• **Goal**: Write out the records below word for word, please.

• **Data section**:
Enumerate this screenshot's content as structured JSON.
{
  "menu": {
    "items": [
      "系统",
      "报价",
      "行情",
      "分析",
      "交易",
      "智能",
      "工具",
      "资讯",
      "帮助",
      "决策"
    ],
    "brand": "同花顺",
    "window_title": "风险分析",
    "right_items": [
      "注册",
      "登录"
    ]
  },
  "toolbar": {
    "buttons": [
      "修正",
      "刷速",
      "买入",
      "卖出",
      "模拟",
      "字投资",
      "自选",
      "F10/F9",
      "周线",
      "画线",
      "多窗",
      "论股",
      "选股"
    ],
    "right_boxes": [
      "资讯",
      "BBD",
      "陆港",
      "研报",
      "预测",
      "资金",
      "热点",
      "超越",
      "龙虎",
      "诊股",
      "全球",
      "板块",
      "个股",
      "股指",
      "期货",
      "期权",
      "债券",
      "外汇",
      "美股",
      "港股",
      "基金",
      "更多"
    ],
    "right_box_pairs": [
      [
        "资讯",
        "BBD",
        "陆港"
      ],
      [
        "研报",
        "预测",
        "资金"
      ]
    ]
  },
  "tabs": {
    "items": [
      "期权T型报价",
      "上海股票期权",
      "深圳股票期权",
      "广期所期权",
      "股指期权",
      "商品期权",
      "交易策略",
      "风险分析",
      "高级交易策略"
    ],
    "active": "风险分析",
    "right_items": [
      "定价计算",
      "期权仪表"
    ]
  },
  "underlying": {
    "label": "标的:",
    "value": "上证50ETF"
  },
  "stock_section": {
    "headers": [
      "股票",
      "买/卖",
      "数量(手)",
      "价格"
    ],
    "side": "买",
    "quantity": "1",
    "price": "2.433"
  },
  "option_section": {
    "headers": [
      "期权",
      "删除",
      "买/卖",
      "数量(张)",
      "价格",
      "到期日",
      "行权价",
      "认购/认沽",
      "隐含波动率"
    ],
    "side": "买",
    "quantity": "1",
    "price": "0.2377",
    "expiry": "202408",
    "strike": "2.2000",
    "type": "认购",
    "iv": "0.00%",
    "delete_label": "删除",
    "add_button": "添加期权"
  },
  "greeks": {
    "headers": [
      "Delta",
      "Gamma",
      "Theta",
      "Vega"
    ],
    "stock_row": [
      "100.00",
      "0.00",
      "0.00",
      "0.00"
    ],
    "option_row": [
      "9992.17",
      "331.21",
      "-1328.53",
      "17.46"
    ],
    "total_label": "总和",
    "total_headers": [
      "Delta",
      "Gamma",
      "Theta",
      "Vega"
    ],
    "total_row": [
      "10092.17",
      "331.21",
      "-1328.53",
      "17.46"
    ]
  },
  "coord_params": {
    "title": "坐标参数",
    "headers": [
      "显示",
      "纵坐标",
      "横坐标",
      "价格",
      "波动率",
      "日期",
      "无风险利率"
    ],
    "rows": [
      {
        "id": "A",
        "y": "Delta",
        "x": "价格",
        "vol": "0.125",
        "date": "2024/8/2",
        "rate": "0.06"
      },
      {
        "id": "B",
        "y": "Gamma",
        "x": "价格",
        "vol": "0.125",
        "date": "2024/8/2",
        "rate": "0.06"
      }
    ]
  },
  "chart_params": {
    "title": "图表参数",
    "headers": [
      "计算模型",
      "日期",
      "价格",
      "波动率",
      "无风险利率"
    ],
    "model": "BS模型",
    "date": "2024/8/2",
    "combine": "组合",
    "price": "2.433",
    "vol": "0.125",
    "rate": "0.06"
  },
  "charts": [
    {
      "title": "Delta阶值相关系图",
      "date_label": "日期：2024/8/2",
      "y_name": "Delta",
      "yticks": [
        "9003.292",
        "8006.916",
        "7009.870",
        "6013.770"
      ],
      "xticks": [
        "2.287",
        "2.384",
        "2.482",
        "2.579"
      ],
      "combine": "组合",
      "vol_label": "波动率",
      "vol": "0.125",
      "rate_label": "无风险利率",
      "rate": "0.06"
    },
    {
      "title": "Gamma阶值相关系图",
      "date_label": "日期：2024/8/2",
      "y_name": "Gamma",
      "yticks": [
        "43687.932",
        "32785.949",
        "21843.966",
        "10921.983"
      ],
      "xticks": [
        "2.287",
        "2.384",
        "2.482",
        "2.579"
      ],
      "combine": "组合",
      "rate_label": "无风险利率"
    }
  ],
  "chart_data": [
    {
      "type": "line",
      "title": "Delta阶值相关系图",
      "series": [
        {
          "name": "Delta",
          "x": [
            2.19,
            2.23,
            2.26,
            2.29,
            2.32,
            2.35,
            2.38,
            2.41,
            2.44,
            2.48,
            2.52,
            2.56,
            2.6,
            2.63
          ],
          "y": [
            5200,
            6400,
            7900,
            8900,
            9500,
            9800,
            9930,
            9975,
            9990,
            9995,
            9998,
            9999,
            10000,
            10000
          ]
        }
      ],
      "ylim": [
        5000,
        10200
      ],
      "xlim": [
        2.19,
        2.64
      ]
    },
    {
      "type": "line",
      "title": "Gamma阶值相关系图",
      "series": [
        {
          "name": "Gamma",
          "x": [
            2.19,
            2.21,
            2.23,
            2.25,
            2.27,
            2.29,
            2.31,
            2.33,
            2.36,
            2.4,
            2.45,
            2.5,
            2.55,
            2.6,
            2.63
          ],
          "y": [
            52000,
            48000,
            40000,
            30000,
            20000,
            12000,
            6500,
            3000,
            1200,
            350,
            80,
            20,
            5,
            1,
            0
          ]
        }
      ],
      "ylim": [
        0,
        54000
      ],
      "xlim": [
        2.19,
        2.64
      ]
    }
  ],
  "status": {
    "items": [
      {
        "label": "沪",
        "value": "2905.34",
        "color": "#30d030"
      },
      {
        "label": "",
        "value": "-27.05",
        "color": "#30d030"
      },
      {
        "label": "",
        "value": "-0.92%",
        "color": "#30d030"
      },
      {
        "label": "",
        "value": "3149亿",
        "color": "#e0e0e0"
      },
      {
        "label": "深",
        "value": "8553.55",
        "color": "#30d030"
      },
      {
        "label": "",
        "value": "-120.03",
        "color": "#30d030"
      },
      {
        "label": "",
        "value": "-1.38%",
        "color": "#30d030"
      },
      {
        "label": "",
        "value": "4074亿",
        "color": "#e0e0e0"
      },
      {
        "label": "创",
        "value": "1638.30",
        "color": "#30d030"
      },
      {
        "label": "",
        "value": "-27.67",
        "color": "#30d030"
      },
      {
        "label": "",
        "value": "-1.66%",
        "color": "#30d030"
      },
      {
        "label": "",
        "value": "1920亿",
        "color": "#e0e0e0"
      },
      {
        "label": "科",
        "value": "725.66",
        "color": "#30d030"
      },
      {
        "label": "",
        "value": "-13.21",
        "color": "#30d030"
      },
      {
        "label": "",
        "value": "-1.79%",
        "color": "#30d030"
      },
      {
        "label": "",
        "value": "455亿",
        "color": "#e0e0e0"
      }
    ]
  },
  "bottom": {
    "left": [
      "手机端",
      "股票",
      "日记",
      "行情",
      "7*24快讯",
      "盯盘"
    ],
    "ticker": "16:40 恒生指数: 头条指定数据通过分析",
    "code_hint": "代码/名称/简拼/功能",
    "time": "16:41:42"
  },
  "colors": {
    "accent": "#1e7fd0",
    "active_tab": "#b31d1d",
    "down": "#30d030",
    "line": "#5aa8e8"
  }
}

• **Solved exercise**:
Enumerate this screenshot's content as structured JSON.
{
  "menu": {
    "items": [
      "系统",
      "报价",
      "行情",
      "分析",
      "交易",
      "智能",
      "工具",
      "资讯",
      "帮助",
      "决策"
    ],
    "brand": "同花顺",
    "window_title": "风险分析",
    "right_items": [
      "注册",
      "登录"
    ]
  },
  "toolbar": {
    "buttons": [
      "修正",
      "刷速",
      "买入",
      "卖出",
      "模拟",
      "字投资",
      "自选",
      "F10/F9",
      "周线",
      "画线",
      "多窗",
      "论股",
      "选股"
    ],
    "right_boxes": [
      "资讯",
      "BBD",
      "陆港",
      "研报",
      "预测",
      "资金",
      "热点",
      "超越",
      "龙虎",
      "诊股",
      "全球",
      "板块",
      "个股",
      "股指",
      "期货",
      "期权",
      "债券",
      "外汇",
      "美股",
      "港股",
      "基金",
      "更多"
    ],
    "right_box_pairs": [
      [
        "资讯",
        "BBD",
        "陆港"
      ],
      [
        "研报",
        "预测",
        "资金"
      ]
    ]
  },
  "tabs": {
    "items": [
      "期权T型报价",
      "上海股票期权",
      "深圳股票期权",
      "广期所期权",
      "股指期权",
      "商品期权",
      "交易策略",
      "风险分析",
      "高级交易策略"
    ],
    "active": "风险分析",
    "right_items": [
      "定价计算",
      "期权仪表"
    ]
  },
  "underlying": {
    "label": "标的:",
    "value": "上证50ETF"
  },
  "stock_section": {
    "headers": [
      "股票",
      "买/卖",
      "数量(手)",
      "价格"
    ],
    "side": "买",
    "quantity": "1",
    "price": "2.433"
  },
  "option_section": {
    "headers": [
      "期权",
      "删除",
      "买/卖",
      "数量(张)",
      "价格",
      "到期日",
      "行权价",
      "认购/认沽",
      "隐含波动率"
    ],
    "side": "买",
    "quantity": "1",
    "price": "0.2377",
    "expiry": "202408",
    "strike": "2.2000",
    "type": "认购",
    "iv": "0.00%",
    "delete_label": "删除",
    "add_button": "添加期权"
  },
  "greeks": {
    "headers": [
      "Delta",
      "Gamma",
      "Theta",
      "Vega"
    ],
    "stock_row": [
      "100.00",
      "0.00",
      "0.00",
      "0.00"
    ],
    "option_row": [
      "9992.17",
      "331.21",
      "-1328.53",
      "17.46"
    ],
    "total_label": "总和",
    "total_headers": [
      "Delta",
      "Gamma",
      "Theta",
      "Vega"
    ],
    "total_row": [
      "10092.17",
      "331.21",
      "-1328.53",
      "17.46"
    ]
  },
  "coord_params": {
    "title": "坐标参数",
    "headers": [
      "显示",
      "纵坐标",
      "横坐标",
      "价格",
      "波动率",
      "日期",
      "无风险利率"
    ],
    "rows": [
      {
        "id": "A",
        "y": "Delta",
        "x": "价格",
        "vol": "0.125",
        "date": "2024/8/2",
        "rate": "0.06"
      },
      {
        "id": "B",
        "y": "Gamma",
        "x": "价格",
        "vol": "0.125",
        "date": "2024/8/2",
        "rate": "0.06"
      }
    ]
  },
  "chart_params": {
    "title": "图表参数",
    "headers": [
      "计算模型",
      "日期",
      "价格",
      "波动率",
      "无风险利率"
    ],
    "model": "BS模型",
    "date": "2024/8/2",
    "combine": "组合",
    "price": "2.433",
    "vol": "0.125",
    "rate": "0.06"
  },
  "charts": [
    {
      "title": "Delta阶值相关系图",
      "date_label": "日期：2024/8/2",
      "y_name": "Delta",
      "yticks": [
        "9003.292",
        "8006.916",
        "7009.870",
        "6013.770"
      ],
      "xticks": [
        "2.287",
        "2.384",
        "2.482",
        "2.579"
      ],
      "combine": "组合",
      "vol_label": "波动率",
      "vol": "0.125",
      "rate_label": "无风险利率",
      "rate": "0.06"
    },
    {
      "title": "Gamma阶值相关系图",
      "date_label": "日期：2024/8/2",
      "y_name": "Gamma",
      "yticks": [
        "43687.932",
        "32785.949",
        "21843.966",
        "10921.983"
      ],
      "xticks": [
        "2.287",
        "2.384",
        "2.482",
        "2.579"
      ],
      "combine": "组合",
      "rate_label": "无风险利率"
    }
  ],
  "chart_data": [
    {
      "type": "line",
      "title": "Delta阶值相关系图",
      "series": [
        {
          "name": "Delta",
          "x": [
            2.19,
            2.23,
            2.26,
            2.29,
            2.32,
            2.35,
            2.38,
            2.41,
            2.44,
            2.48,
            2.52,
            2.56,
            2.6,
            2.63
          ],
          "y": [
            5200,
            6400,
            7900,
            8900,
            9500,
            9800,
            9930,
            9975,
            9990,
            9995,
            9998,
            9999,
            10000,
            10000
          ]
        }
      ],
      "ylim": [
        5000,
        10200
      ],
      "xlim": [
        2.19,
        2.64
      ]
    },
    {
      "type": "line",
      "title": "Gamma阶值相关系图",
      "series": [
        {
          "name": "Gamma",
          "x": [
            2.19,
            2.21,
            2.23,
            2.25,
            2.27,
            2.29,
            2.31,
            2.33,
            2.36,
            2.4,
            2.45,
            2.5,
            2.55,
            2.6,
            2.63
          ],
          "y": [
            52000,
            48000,
            40000,
            30000,
            20000,
            12000,
            6500,
            3000,
            1200,
            350,
            80,
            20,
            5,
            1,
            0
          ]
        }
      ],
      "ylim": [
        0,
        54000
      ],
      "xlim": [
        2.19,
        2.64
      ]
    }
  ],
  "status": {
    "items": [
      {
        "label": "沪",
        "value": "2905.34",
        "color": "#30d030"
      },
      {
        "label": "",
        "value": "-27.05",
        "color": "#30d030"
      },
      {
        "label": "",
        "value": "-0.92%",
        "color": "#30d030"
      },
      {
        "label": "",
        "value": "3149亿",
        "color": "#e0e0e0"
      },
      {
        "label": "深",
        "value": "8553.55",
        "color": "#30d030"
      },
      {
        "label": "",
        "value": "-120.03",
        "color": "#30d030"
      },
      {
        "label": "",
        "value": "-1.38%",
        "color": "#30d030"
      },
      {
        "label": "",
        "value": "4074亿",
        "color": "#e0e0e0"
      },
      {
        "label": "创",
        "value": "1638.30",
        "color": "#30d030"
      },
      {
        "label": "",
        "value": "-27.67",
        "color": "#30d030"
      },
      {
        "label": "",
        "value": "-1.66%",
        "color": "#30d030"
      },
      {
        "label": "",
        "value": "1920亿",
        "color": "#e0e0e0"
      },
      {
        "label": "科",
        "value": "725.66",
        "color": "#30d030"
      },
      {
        "label": "",
        "value": "-13.21",
        "color": "#30d030"
      },
      {
        "label": "",
        "value": "-1.79%",
        "color": "#30d030"
      },
      {
        "label": "",
        "value": "455亿",
        "color": "#e0e0e0"
      }
    ]
  },
  "bottom": {
    "left": [
      "手机端",
      "股票",
      "日记",
      "行情",
      "7*24快讯",
      "盯盘"
    ],
    "ticker": "16:40 恒生指数: 头条指定数据通过分析",
    "code_hint": "代码/名称/简拼/功能",
    "time": "16:41:42"
  },
  "colors": {
    "accent": "#1e7fd0",
    "active_tab": "#b31d1d",
    "down": "#30d030",
    "line": "#5aa8e8"
  }
}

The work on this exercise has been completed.